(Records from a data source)
######

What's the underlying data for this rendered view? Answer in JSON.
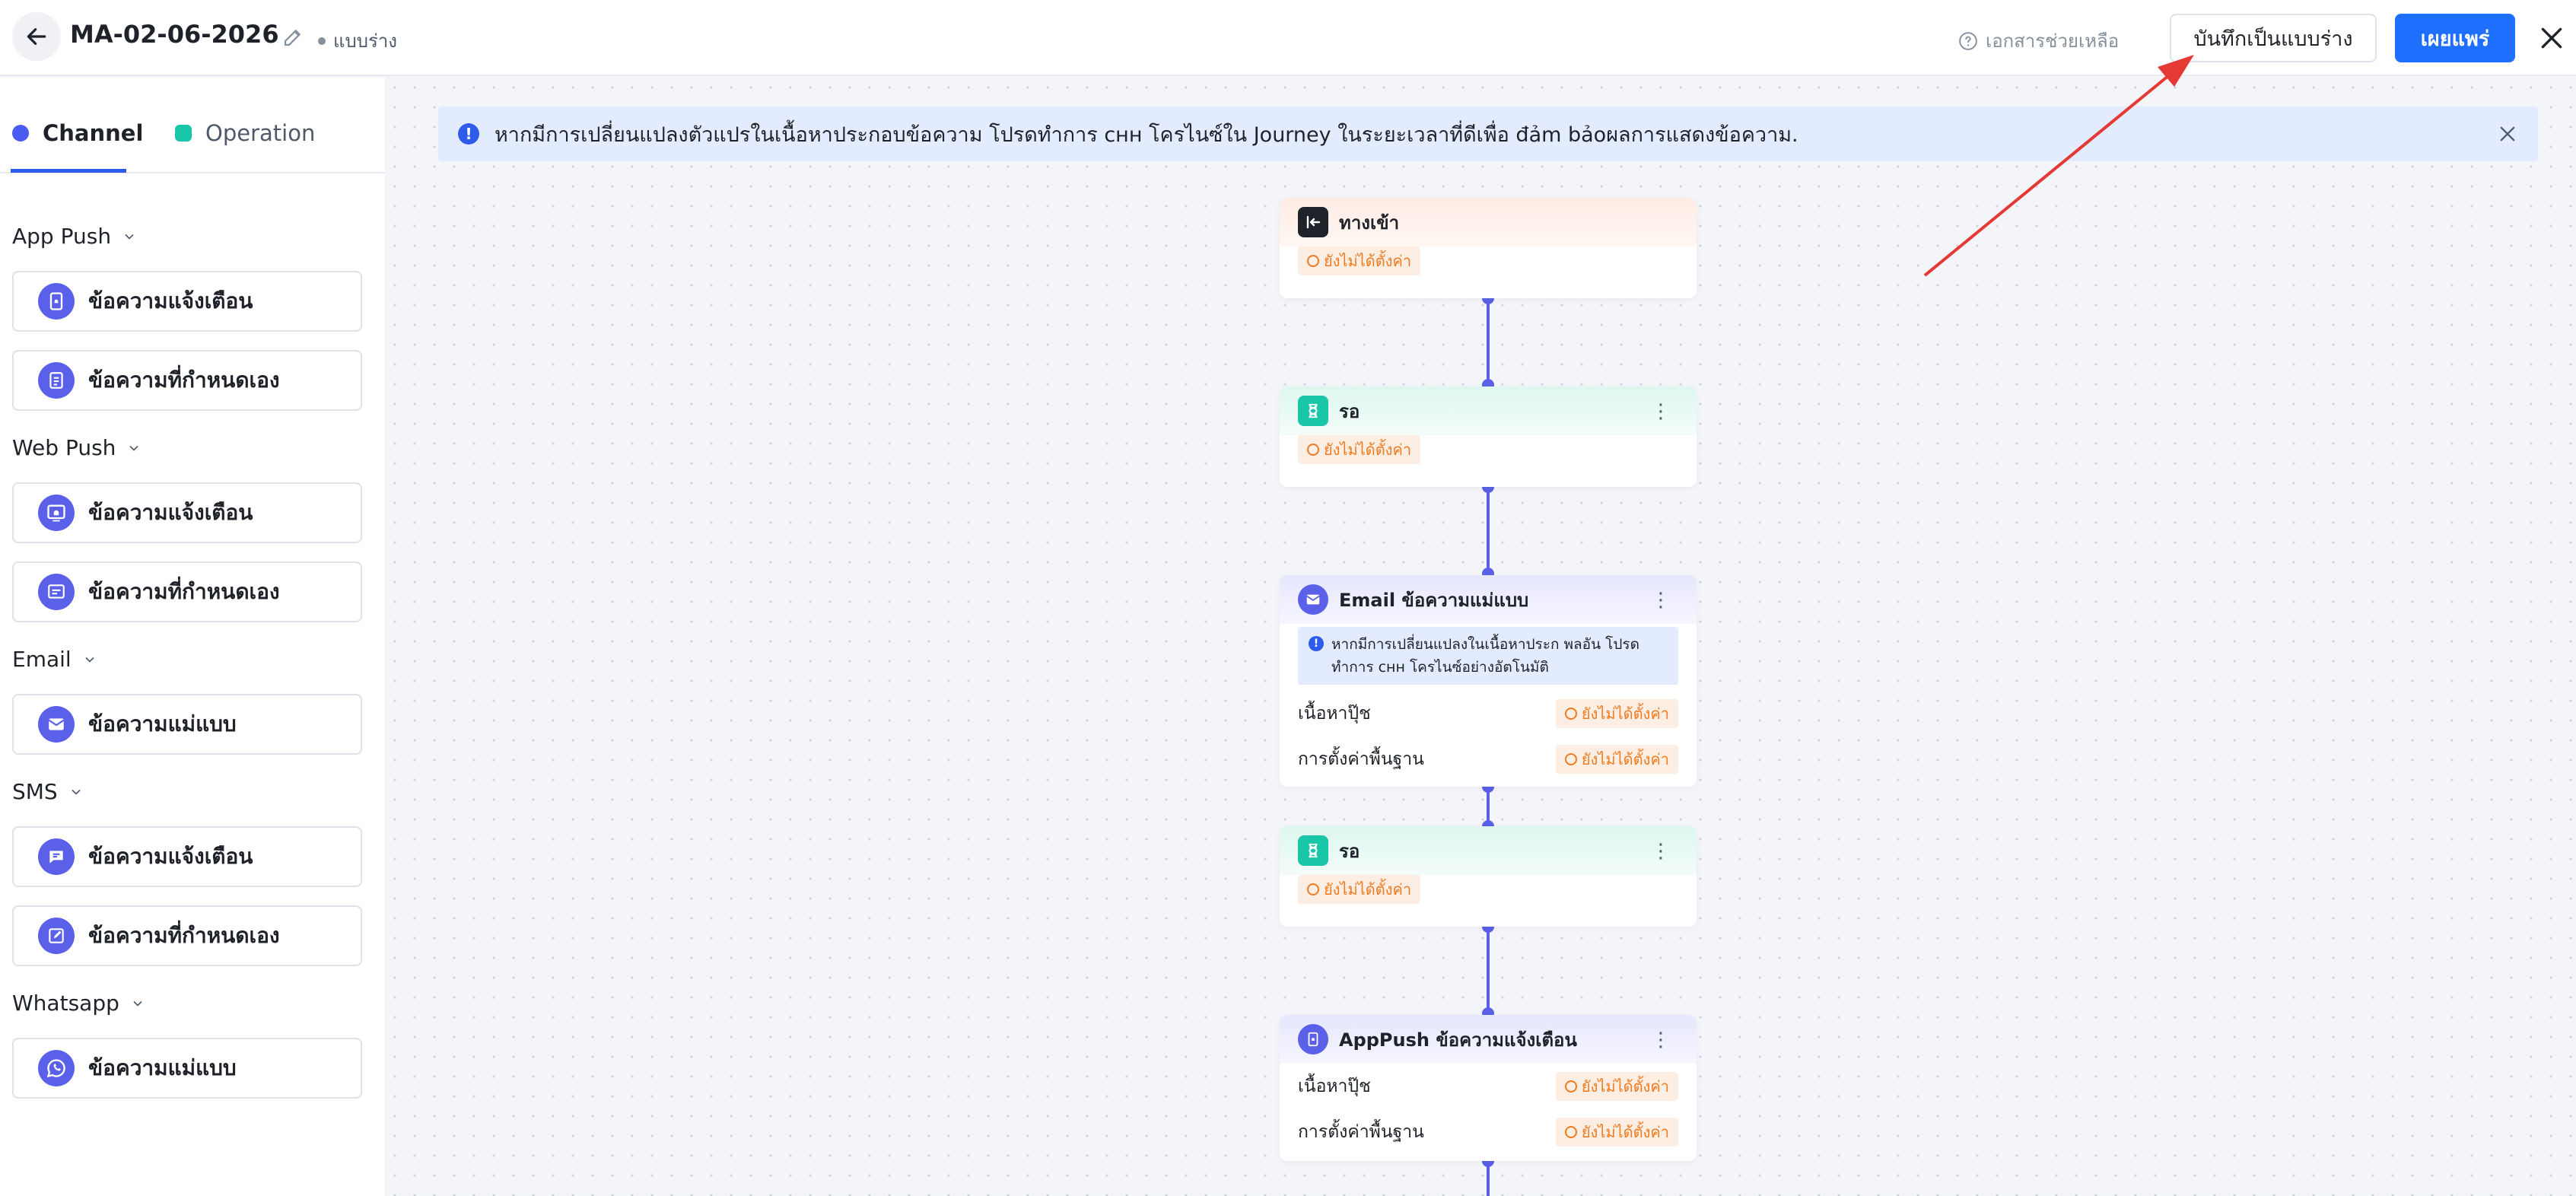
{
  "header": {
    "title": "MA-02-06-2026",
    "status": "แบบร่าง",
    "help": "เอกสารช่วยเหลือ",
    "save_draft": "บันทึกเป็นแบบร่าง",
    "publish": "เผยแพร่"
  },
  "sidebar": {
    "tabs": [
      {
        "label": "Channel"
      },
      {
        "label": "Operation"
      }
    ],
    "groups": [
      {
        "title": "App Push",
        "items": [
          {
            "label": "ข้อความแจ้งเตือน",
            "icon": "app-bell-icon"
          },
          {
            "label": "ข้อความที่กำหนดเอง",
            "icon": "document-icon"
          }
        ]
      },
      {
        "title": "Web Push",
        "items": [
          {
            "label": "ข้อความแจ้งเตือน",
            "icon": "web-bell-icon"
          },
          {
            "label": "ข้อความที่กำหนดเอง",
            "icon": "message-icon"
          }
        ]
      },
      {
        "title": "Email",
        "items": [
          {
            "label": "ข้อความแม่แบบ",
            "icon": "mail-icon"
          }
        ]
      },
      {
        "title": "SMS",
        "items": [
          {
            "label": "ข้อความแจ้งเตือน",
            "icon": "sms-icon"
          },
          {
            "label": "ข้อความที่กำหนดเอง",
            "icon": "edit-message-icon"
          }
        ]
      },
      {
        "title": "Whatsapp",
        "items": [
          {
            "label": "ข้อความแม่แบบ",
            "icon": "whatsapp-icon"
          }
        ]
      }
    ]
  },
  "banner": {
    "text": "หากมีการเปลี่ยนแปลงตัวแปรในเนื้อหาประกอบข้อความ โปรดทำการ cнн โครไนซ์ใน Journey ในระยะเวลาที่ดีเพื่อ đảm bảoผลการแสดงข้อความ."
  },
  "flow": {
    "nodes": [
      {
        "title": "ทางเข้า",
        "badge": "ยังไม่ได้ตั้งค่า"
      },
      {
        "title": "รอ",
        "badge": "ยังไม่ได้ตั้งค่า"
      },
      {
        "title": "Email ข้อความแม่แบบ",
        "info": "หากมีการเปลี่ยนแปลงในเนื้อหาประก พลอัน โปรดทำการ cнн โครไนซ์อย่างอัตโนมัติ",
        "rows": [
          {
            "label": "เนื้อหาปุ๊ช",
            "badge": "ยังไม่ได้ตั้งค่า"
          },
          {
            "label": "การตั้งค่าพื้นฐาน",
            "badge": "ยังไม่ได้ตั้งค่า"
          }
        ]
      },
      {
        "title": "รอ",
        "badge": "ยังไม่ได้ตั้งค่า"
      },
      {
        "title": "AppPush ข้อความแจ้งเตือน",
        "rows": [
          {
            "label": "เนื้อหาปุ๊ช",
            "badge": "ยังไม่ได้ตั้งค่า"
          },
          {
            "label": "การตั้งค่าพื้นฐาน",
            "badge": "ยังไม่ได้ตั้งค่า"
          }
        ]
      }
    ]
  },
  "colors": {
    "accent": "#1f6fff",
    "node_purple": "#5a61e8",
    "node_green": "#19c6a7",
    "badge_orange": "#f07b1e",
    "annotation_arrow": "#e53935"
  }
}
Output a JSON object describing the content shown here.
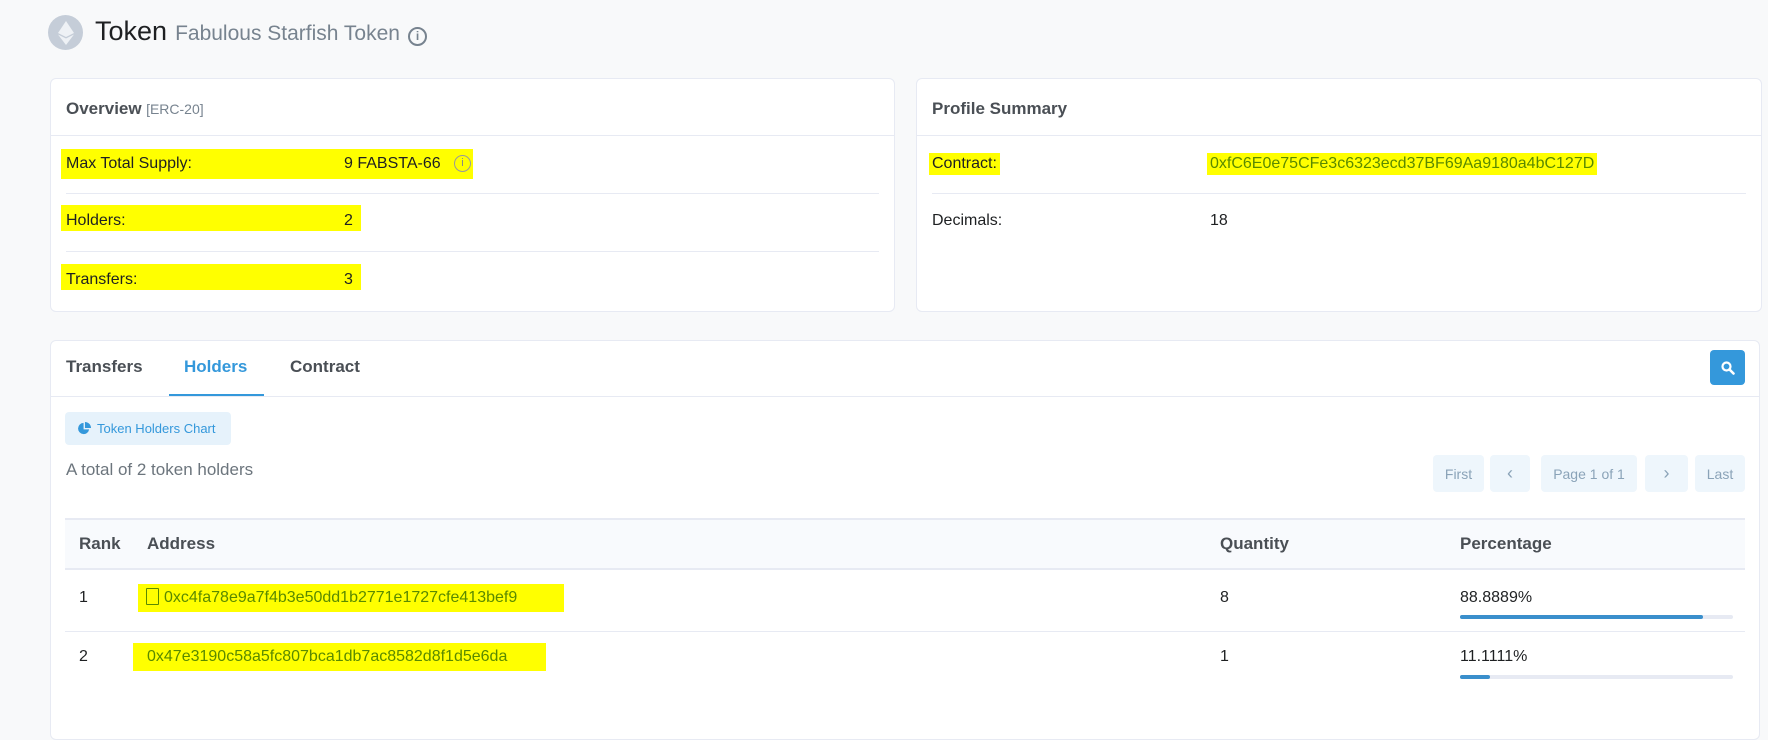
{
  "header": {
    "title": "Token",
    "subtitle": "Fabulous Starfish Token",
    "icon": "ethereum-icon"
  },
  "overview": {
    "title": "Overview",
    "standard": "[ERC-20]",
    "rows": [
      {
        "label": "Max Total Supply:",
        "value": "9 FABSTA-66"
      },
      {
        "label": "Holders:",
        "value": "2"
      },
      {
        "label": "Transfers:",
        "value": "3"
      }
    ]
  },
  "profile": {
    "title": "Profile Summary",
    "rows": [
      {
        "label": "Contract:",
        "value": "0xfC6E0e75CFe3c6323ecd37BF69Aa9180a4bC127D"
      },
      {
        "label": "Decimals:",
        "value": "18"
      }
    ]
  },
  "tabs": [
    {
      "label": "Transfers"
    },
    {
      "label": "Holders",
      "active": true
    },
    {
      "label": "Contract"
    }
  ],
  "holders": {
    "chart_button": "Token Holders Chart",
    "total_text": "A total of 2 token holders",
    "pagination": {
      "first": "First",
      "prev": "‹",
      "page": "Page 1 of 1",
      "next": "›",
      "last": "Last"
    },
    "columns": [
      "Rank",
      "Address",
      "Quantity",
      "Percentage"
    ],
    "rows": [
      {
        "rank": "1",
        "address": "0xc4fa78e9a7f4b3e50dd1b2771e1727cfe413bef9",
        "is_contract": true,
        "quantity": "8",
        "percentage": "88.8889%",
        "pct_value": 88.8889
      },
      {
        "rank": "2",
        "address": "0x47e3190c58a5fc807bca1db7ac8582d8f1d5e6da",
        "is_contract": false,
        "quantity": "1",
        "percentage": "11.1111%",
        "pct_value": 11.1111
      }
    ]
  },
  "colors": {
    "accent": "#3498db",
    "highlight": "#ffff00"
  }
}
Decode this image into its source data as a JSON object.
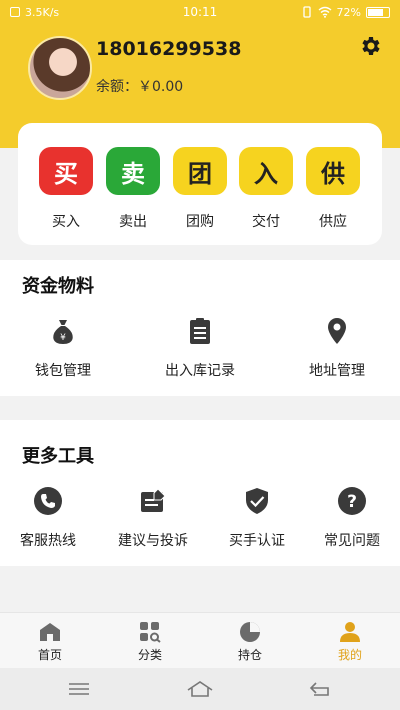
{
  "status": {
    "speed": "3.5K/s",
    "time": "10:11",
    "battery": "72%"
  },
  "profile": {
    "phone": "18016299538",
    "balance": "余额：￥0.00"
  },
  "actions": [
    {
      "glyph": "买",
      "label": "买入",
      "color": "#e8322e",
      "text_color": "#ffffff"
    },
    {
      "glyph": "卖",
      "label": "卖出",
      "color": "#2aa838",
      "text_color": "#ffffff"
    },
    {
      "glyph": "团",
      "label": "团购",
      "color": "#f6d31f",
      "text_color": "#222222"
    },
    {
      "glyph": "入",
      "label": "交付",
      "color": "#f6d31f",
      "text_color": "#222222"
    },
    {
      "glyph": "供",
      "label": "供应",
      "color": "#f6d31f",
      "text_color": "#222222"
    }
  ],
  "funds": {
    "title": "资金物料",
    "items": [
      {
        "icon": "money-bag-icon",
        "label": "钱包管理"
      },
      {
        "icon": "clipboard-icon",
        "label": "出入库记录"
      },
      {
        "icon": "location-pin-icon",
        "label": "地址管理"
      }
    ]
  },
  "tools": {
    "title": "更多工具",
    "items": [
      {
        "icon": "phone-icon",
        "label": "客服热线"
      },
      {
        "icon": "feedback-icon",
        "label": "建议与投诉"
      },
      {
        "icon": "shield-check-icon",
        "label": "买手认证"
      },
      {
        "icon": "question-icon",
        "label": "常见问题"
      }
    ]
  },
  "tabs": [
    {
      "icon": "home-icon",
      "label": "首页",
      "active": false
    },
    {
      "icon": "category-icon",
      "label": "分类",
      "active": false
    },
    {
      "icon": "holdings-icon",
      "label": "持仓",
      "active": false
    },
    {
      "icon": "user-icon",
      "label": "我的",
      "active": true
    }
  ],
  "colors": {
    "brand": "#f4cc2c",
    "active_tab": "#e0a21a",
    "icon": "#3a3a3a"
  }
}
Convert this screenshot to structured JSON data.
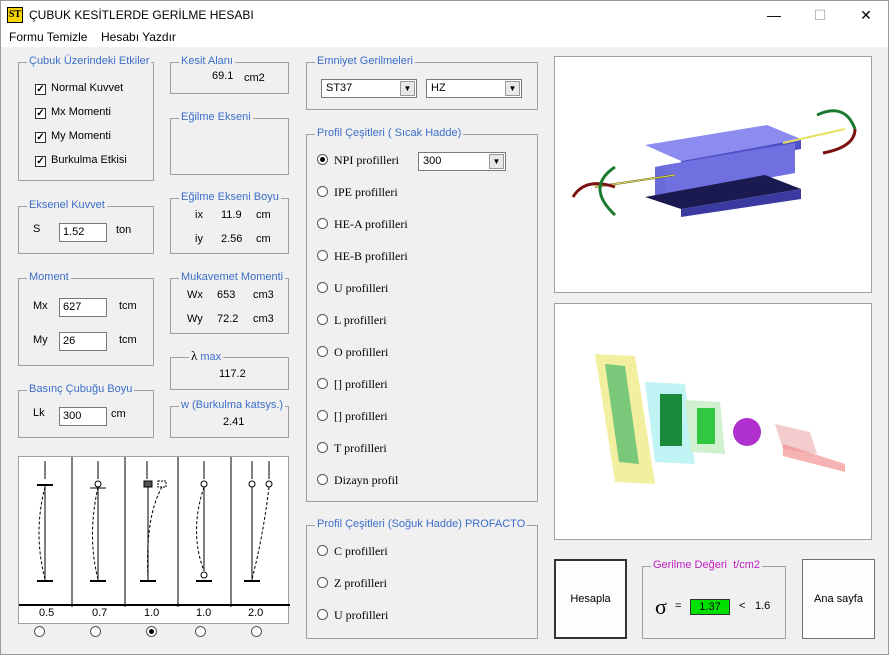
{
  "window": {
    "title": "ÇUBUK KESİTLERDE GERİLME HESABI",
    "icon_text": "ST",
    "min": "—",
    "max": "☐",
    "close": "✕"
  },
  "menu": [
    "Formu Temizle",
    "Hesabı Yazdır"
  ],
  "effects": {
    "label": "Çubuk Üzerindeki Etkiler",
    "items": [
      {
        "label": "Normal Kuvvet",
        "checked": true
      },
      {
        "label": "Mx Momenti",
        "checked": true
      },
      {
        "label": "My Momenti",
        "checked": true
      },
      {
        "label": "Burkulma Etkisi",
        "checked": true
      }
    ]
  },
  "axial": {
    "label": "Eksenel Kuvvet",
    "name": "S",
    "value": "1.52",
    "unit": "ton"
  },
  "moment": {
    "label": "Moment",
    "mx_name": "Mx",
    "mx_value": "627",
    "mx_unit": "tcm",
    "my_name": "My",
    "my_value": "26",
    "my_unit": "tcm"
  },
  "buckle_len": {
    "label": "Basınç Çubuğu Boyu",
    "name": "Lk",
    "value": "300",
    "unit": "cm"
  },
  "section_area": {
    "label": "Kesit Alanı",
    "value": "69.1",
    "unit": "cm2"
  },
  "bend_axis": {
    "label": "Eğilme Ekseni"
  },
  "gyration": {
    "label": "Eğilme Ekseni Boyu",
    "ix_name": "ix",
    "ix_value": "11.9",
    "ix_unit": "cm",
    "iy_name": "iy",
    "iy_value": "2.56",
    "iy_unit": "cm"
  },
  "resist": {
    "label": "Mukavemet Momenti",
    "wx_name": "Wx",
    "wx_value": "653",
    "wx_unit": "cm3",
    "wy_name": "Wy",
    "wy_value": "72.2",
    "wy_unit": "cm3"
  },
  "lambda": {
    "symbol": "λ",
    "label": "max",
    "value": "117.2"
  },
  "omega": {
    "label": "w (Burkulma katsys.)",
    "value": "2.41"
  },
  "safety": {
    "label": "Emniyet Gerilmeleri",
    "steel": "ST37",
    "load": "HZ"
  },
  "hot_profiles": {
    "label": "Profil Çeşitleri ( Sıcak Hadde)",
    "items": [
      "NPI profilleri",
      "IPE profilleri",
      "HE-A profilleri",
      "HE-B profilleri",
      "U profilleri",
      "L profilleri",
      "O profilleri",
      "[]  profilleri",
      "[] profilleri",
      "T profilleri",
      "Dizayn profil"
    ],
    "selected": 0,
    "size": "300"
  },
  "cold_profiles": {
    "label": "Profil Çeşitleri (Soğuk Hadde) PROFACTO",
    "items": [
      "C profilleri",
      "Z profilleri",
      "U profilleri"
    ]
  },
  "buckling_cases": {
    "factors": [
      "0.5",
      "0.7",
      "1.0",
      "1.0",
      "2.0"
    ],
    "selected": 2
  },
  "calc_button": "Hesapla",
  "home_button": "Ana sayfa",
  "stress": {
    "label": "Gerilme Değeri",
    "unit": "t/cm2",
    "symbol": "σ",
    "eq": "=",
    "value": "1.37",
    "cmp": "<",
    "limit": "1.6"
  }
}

######

> [What you will do]
From the entries above, copy every line containing the word "message".

> [Output below]
            "icon": "message-icon"
            "icon": "edit-message-icon"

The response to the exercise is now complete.